**GIVEN EXERCISE:** Write the data out again exactly, with no pictures.

**ENTRIES SUPPLIED:**
## START

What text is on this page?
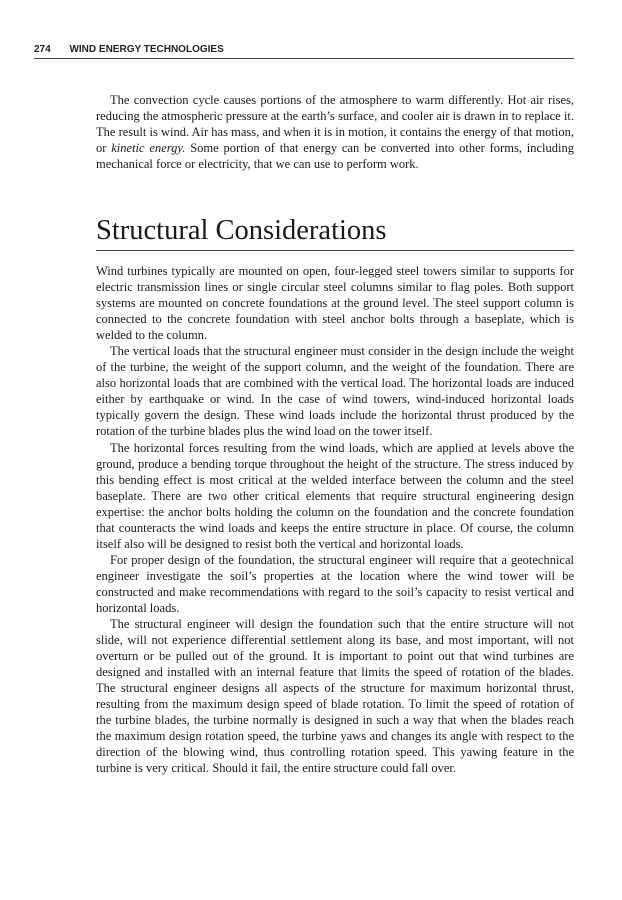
274 WIND ENERGY TECHNOLOGIES

The convection cycle causes portions of the atmosphere to warm differently. Hot air rises, reducing the atmospheric pressure at the earth’s surface, and cooler air is drawn in to replace it. The result is wind. Air has mass, and when it is in motion, it contains the energy of that motion, or kinetic energy. Some portion of that energy can be converted into other forms, including mechanical force or electricity, that we can use to perform work.

Structural Considerations

Wind turbines typically are mounted on open, four-legged steel towers similar to supports for electric transmission lines or single circular steel columns similar to flag poles. Both support systems are mounted on concrete foundations at the ground level. The steel support column is connected to the concrete foundation with steel anchor bolts through a baseplate, which is welded to the column.

The vertical loads that the structural engineer must consider in the design include the weight of the turbine, the weight of the support column, and the weight of the foundation. There are also horizontal loads that are combined with the vertical load. The horizontal loads are induced either by earthquake or wind. In the case of wind towers, wind-induced horizontal loads typically govern the design. These wind loads include the horizontal thrust produced by the rotation of the turbine blades plus the wind load on the tower itself.

The horizontal forces resulting from the wind loads, which are applied at levels above the ground, produce a bending torque throughout the height of the structure. The stress induced by this bending effect is most critical at the welded interface between the column and the steel baseplate. There are two other critical elements that require structural engineering design expertise: the anchor bolts holding the column on the foundation and the concrete foundation that counteracts the wind loads and keeps the entire structure in place. Of course, the column itself also will be designed to resist both the vertical and horizontal loads.

For proper design of the foundation, the structural engineer will require that a geotechnical engineer investigate the soil’s properties at the location where the wind tower will be constructed and make recommendations with regard to the soil’s capacity to resist vertical and horizontal loads.

The structural engineer will design the foundation such that the entire structure will not slide, will not experience differential settlement along its base, and most important, will not overturn or be pulled out of the ground. It is important to point out that wind turbines are designed and installed with an internal feature that limits the speed of rotation of the blades. The structural engineer designs all aspects of the structure for maximum horizontal thrust, resulting from the maximum design speed of blade rotation. To limit the speed of rotation of the turbine blades, the turbine normally is designed in such a way that when the blades reach the maximum design rotation speed, the turbine yaws and changes its angle with respect to the direction of the blowing wind, thus controlling rotation speed. This yawing feature in the turbine is very critical. Should it fail, the entire structure could fall over.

## END

**TASK ANSWER:**
What text is on this page?
274 WIND ENERGY TECHNOLOGIES

The convection cycle causes portions of the atmosphere to warm differently. Hot air rises, reducing the atmospheric pressure at the earth’s surface, and cooler air is drawn in to replace it. The result is wind. Air has mass, and when it is in motion, it contains the energy of that motion, or kinetic energy. Some portion of that energy can be converted into other forms, including mechanical force or electricity, that we can use to perform work.

Structural Considerations

Wind turbines typically are mounted on open, four-legged steel towers similar to supports for electric transmission lines or single circular steel columns similar to flag poles. Both support systems are mounted on concrete foundations at the ground level. The steel support column is connected to the concrete foundation with steel anchor bolts through a baseplate, which is welded to the column.

The vertical loads that the structural engineer must consider in the design include the weight of the turbine, the weight of the support column, and the weight of the foundation. There are also horizontal loads that are combined with the vertical load. The horizontal loads are induced either by earthquake or wind. In the case of wind towers, wind-induced horizontal loads typically govern the design. These wind loads include the horizontal thrust produced by the rotation of the turbine blades plus the wind load on the tower itself.

The horizontal forces resulting from the wind loads, which are applied at levels above the ground, produce a bending torque throughout the height of the structure. The stress induced by this bending effect is most critical at the welded interface between the column and the steel baseplate. There are two other critical elements that require structural engineering design expertise: the anchor bolts holding the column on the foundation and the concrete foundation that counteracts the wind loads and keeps the entire structure in place. Of course, the column itself also will be designed to resist both the vertical and horizontal loads.

For proper design of the foundation, the structural engineer will require that a geotechnical engineer investigate the soil’s properties at the location where the wind tower will be constructed and make recommendations with regard to the soil’s capacity to resist vertical and horizontal loads.

The structural engineer will design the foundation such that the entire structure will not slide, will not experience differential settlement along its base, and most important, will not overturn or be pulled out of the ground. It is important to point out that wind turbines are designed and installed with an internal feature that limits the speed of rotation of the blades. The structural engineer designs all aspects of the structure for maximum horizontal thrust, resulting from the maximum design speed of blade rotation. To limit the speed of rotation of the turbine blades, the turbine normally is designed in such a way that when the blades reach the maximum design rotation speed, the turbine yaws and changes its angle with respect to the direction of the blowing wind, thus controlling rotation speed. This yawing feature in the turbine is very critical. Should it fail, the entire structure could fall over.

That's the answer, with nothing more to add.